● Exercise requirements:
Repeat everything from "- Recent U.S." down to "time of renewal." in the text about Microsoft 365 subscriptions, word for word.

● Extracted text:
===

Parallel litigation and regulatory momentum
This lawsuit follows a string of high-profile regulatory actions and private suits that suggest a tightening regulatory environment for big tech in subscription and AI spaces:- Amazon’s multi‑billion dollar settlements and regulatory scrutiny for subscription and consumer practices have set a tone that regulators will pursue large remedies for systemic customer harms.
- Recent U.S. antitrust litigation alleging Microsoft used exclusive cloud deals to influence pricing and quality in the consumer AI market shows the breadth of legal risk for large cloud/AI partnerships. Those claims are distinct from the ACCC’s consumer‑law claim but contribute to cross‑jurisdictional regulatory attention on similar corporate conduct.
Practical guidance for affected consumers
If you are an Australian Microsoft 365 Personal or Family subscriber and are unsure whether you paid more than you should have:- Check your subscription renewal dates and the price you were charged at the time of renewal.
- Inspect any emails or blog posts Microsoft sent around the renewal date; save screenshots of your account pages showing plan options. This will be useful for any ACCC redress processes or private claims.
- If you believe you were misled, the ACCC has said it will seek consumer redress; affected customers should monitor ACCC guidance and register complaints with the regulator if appropriate.

===

[Structured page parsing data]
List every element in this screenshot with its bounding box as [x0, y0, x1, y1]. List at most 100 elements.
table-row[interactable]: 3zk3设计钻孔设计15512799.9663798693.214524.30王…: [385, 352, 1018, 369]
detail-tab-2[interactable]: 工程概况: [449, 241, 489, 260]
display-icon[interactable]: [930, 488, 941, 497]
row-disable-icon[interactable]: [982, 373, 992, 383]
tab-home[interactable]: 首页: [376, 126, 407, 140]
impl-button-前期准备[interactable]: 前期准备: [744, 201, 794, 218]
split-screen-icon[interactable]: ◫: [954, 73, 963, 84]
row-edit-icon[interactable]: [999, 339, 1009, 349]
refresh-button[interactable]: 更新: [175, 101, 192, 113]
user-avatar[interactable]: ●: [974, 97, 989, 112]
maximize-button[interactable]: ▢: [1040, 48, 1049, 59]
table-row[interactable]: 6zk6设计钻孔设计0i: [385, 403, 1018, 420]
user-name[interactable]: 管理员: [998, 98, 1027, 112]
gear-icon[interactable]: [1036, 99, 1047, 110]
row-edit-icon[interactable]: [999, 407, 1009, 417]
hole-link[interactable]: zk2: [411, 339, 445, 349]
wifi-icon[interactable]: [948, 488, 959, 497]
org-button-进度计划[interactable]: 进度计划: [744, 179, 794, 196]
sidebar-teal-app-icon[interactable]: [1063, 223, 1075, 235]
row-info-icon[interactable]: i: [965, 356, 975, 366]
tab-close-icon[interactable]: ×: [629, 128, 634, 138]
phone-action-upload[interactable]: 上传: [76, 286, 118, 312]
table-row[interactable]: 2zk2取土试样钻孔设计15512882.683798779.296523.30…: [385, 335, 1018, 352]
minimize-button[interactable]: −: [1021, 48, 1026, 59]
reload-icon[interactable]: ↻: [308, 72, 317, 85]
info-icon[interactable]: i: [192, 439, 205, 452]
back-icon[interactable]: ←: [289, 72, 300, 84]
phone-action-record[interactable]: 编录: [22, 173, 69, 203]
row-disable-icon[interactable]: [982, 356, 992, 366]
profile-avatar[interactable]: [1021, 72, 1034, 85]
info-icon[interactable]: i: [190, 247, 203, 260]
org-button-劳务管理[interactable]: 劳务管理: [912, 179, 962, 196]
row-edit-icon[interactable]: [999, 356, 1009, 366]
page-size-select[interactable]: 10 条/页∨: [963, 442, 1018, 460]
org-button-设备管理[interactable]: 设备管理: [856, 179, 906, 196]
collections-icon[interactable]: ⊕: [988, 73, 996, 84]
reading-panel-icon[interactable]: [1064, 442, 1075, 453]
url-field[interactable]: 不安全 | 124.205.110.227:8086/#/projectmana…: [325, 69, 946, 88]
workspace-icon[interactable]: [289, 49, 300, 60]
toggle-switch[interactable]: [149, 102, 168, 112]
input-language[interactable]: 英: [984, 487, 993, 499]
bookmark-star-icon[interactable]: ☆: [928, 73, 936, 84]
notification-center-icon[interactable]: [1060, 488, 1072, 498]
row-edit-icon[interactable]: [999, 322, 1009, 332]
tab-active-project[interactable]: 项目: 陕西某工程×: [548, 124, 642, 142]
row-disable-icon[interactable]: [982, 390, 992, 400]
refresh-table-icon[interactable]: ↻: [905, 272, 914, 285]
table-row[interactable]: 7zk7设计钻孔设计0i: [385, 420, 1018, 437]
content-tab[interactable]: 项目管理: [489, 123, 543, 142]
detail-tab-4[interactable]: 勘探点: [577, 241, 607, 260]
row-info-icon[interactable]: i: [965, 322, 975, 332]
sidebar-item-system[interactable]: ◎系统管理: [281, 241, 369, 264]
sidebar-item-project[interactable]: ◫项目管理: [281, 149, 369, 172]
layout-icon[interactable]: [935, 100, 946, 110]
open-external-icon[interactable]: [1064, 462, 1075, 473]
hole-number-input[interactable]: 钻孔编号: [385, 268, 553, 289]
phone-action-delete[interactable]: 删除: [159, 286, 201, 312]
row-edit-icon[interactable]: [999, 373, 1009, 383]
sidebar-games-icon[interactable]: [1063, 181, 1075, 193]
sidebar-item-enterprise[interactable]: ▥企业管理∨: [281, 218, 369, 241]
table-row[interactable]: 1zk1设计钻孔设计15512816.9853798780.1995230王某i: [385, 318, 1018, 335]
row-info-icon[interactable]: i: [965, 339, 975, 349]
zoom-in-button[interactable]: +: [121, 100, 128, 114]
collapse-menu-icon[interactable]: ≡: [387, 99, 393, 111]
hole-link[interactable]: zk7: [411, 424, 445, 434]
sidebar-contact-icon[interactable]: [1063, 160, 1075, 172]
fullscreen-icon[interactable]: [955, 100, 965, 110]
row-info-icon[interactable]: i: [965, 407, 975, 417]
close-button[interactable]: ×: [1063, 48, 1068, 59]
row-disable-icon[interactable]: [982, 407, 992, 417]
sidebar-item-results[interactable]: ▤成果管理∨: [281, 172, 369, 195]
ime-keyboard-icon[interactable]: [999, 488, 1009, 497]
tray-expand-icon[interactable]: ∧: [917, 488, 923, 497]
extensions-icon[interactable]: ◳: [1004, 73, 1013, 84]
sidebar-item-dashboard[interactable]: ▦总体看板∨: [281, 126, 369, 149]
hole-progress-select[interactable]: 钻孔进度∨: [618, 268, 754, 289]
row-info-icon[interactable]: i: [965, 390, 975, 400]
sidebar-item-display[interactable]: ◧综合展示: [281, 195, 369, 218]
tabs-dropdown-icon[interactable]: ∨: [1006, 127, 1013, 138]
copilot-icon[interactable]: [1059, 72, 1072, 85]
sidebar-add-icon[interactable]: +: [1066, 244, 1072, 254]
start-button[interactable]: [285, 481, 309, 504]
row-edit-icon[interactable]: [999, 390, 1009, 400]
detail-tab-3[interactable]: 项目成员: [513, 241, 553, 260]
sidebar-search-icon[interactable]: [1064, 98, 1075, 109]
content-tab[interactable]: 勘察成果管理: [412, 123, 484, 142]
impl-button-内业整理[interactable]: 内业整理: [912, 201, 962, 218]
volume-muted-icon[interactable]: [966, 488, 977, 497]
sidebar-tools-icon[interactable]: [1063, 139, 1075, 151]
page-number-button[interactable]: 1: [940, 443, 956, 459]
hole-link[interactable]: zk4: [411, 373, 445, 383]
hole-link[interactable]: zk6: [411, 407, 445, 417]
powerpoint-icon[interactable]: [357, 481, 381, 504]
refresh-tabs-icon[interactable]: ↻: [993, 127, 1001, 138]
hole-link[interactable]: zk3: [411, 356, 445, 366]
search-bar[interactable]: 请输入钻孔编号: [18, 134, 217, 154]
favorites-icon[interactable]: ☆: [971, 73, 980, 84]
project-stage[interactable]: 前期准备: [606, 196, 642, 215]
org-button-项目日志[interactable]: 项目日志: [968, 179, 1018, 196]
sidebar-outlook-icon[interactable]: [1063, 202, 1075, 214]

===

● Answer to the problem:
- Recent U.S. antitrust litigation alleging Microsoft used exclusive cloud deals to influence pricing and quality in the consumer AI market shows the breadth of legal risk for large cloud/AI partnerships. Those claims are distinct from the ACCC’s consumer‑law claim but contribute to cross‑jurisdictional regulatory attention on similar corporate conduct.
Practical guidance for affected consumers
If you are an Australian Microsoft 365 Personal or Family subscriber and are unsure whether you paid more than you should have:- Check your subscription renewal dates and the price you were charged at the time of renewal.